▶ Task directions
Your task is to repeat the listing exactly.
Start of Dataset entries
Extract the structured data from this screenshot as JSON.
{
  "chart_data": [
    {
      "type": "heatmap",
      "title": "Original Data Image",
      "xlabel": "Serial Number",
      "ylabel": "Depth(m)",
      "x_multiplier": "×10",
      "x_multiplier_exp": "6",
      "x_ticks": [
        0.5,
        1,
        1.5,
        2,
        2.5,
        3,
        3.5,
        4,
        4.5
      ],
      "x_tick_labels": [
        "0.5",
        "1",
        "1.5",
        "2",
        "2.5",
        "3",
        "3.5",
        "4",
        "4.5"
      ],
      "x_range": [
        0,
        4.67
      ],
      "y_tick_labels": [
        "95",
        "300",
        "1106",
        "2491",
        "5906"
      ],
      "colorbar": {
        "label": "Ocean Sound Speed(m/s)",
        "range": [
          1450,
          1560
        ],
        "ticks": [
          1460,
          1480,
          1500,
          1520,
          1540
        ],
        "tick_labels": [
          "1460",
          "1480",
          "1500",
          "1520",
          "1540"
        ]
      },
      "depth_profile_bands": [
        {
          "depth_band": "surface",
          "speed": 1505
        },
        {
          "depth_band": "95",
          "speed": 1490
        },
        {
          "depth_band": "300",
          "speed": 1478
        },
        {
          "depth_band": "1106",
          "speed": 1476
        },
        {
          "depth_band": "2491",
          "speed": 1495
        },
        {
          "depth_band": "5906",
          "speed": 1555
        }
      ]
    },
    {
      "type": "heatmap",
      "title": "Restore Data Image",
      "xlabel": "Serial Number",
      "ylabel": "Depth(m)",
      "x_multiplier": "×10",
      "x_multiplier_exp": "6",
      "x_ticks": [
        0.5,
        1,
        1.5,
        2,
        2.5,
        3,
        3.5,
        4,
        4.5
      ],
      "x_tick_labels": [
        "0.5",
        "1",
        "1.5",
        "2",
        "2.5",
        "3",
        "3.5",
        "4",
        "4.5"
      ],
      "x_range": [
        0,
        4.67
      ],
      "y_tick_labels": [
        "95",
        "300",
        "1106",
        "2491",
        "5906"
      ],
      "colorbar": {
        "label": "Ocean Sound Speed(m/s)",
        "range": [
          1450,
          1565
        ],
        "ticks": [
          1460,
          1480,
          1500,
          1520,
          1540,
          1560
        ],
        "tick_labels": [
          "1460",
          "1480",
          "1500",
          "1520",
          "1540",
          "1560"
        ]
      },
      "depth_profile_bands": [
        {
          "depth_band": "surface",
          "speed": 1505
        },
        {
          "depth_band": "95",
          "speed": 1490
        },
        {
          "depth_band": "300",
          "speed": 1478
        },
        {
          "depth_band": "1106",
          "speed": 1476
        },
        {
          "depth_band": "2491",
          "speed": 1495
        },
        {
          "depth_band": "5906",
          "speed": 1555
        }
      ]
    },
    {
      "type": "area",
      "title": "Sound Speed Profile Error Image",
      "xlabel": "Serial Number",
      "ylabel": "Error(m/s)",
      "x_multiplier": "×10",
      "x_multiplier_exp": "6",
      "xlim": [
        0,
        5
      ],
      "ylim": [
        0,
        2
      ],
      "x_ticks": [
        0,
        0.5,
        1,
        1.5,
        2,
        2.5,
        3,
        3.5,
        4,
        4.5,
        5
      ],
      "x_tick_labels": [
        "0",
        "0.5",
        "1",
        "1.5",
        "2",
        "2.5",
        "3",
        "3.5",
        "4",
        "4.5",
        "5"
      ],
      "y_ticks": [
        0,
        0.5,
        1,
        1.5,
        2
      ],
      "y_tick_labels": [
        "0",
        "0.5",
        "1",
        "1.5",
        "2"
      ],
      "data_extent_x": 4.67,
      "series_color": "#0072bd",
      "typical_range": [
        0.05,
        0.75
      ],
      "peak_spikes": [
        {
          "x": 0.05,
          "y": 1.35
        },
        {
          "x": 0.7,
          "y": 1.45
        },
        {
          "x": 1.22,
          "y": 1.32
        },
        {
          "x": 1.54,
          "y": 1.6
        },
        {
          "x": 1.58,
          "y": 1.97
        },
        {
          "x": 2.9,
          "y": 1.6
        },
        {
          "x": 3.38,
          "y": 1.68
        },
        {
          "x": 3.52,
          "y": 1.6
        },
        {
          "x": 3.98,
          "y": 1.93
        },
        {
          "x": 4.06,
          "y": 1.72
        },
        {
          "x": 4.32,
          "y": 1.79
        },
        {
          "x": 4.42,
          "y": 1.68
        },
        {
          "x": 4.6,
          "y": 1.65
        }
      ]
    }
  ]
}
End of Dataset entries
▶ Response
Extract the structured data from this screenshot as JSON.
{
  "chart_data": [
    {
      "type": "heatmap",
      "title": "Original Data Image",
      "xlabel": "Serial Number",
      "ylabel": "Depth(m)",
      "x_multiplier": "×10",
      "x_multiplier_exp": "6",
      "x_ticks": [
        0.5,
        1,
        1.5,
        2,
        2.5,
        3,
        3.5,
        4,
        4.5
      ],
      "x_tick_labels": [
        "0.5",
        "1",
        "1.5",
        "2",
        "2.5",
        "3",
        "3.5",
        "4",
        "4.5"
      ],
      "x_range": [
        0,
        4.67
      ],
      "y_tick_labels": [
        "95",
        "300",
        "1106",
        "2491",
        "5906"
      ],
      "colorbar": {
        "label": "Ocean Sound Speed(m/s)",
        "range": [
          1450,
          1560
        ],
        "ticks": [
          1460,
          1480,
          1500,
          1520,
          1540
        ],
        "tick_labels": [
          "1460",
          "1480",
          "1500",
          "1520",
          "1540"
        ]
      },
      "depth_profile_bands": [
        {
          "depth_band": "surface",
          "speed": 1505
        },
        {
          "depth_band": "95",
          "speed": 1490
        },
        {
          "depth_band": "300",
          "speed": 1478
        },
        {
          "depth_band": "1106",
          "speed": 1476
        },
        {
          "depth_band": "2491",
          "speed": 1495
        },
        {
          "depth_band": "5906",
          "speed": 1555
        }
      ]
    },
    {
      "type": "heatmap",
      "title": "Restore Data Image",
      "xlabel": "Serial Number",
      "ylabel": "Depth(m)",
      "x_multiplier": "×10",
      "x_multiplier_exp": "6",
      "x_ticks": [
        0.5,
        1,
        1.5,
        2,
        2.5,
        3,
        3.5,
        4,
        4.5
      ],
      "x_tick_labels": [
        "0.5",
        "1",
        "1.5",
        "2",
        "2.5",
        "3",
        "3.5",
        "4",
        "4.5"
      ],
      "x_range": [
        0,
        4.67
      ],
      "y_tick_labels": [
        "95",
        "300",
        "1106",
        "2491",
        "5906"
      ],
      "colorbar": {
        "label": "Ocean Sound Speed(m/s)",
        "range": [
          1450,
          1565
        ],
        "ticks": [
          1460,
          1480,
          1500,
          1520,
          1540,
          1560
        ],
        "tick_labels": [
          "1460",
          "1480",
          "1500",
          "1520",
          "1540",
          "1560"
        ]
      },
      "depth_profile_bands": [
        {
          "depth_band": "surface",
          "speed": 1505
        },
        {
          "depth_band": "95",
          "speed": 1490
        },
        {
          "depth_band": "300",
          "speed": 1478
        },
        {
          "depth_band": "1106",
          "speed": 1476
        },
        {
          "depth_band": "2491",
          "speed": 1495
        },
        {
          "depth_band": "5906",
          "speed": 1555
        }
      ]
    },
    {
      "type": "area",
      "title": "Sound Speed Profile Error Image",
      "xlabel": "Serial Number",
      "ylabel": "Error(m/s)",
      "x_multiplier": "×10",
      "x_multiplier_exp": "6",
      "xlim": [
        0,
        5
      ],
      "ylim": [
        0,
        2
      ],
      "x_ticks": [
        0,
        0.5,
        1,
        1.5,
        2,
        2.5,
        3,
        3.5,
        4,
        4.5,
        5
      ],
      "x_tick_labels": [
        "0",
        "0.5",
        "1",
        "1.5",
        "2",
        "2.5",
        "3",
        "3.5",
        "4",
        "4.5",
        "5"
      ],
      "y_ticks": [
        0,
        0.5,
        1,
        1.5,
        2
      ],
      "y_tick_labels": [
        "0",
        "0.5",
        "1",
        "1.5",
        "2"
      ],
      "data_extent_x": 4.67,
      "series_color": "#0072bd",
      "typical_range": [
        0.05,
        0.75
      ],
      "peak_spikes": [
        {
          "x": 0.05,
          "y": 1.35
        },
        {
          "x": 0.7,
          "y": 1.45
        },
        {
          "x": 1.22,
          "y": 1.32
        },
        {
          "x": 1.54,
          "y": 1.6
        },
        {
          "x": 1.58,
          "y": 1.97
        },
        {
          "x": 2.9,
          "y": 1.6
        },
        {
          "x": 3.38,
          "y": 1.68
        },
        {
          "x": 3.52,
          "y": 1.6
        },
        {
          "x": 3.98,
          "y": 1.93
        },
        {
          "x": 4.06,
          "y": 1.72
        },
        {
          "x": 4.32,
          "y": 1.79
        },
        {
          "x": 4.42,
          "y": 1.68
        },
        {
          "x": 4.6,
          "y": 1.65
        }
      ]
    }
  ]
}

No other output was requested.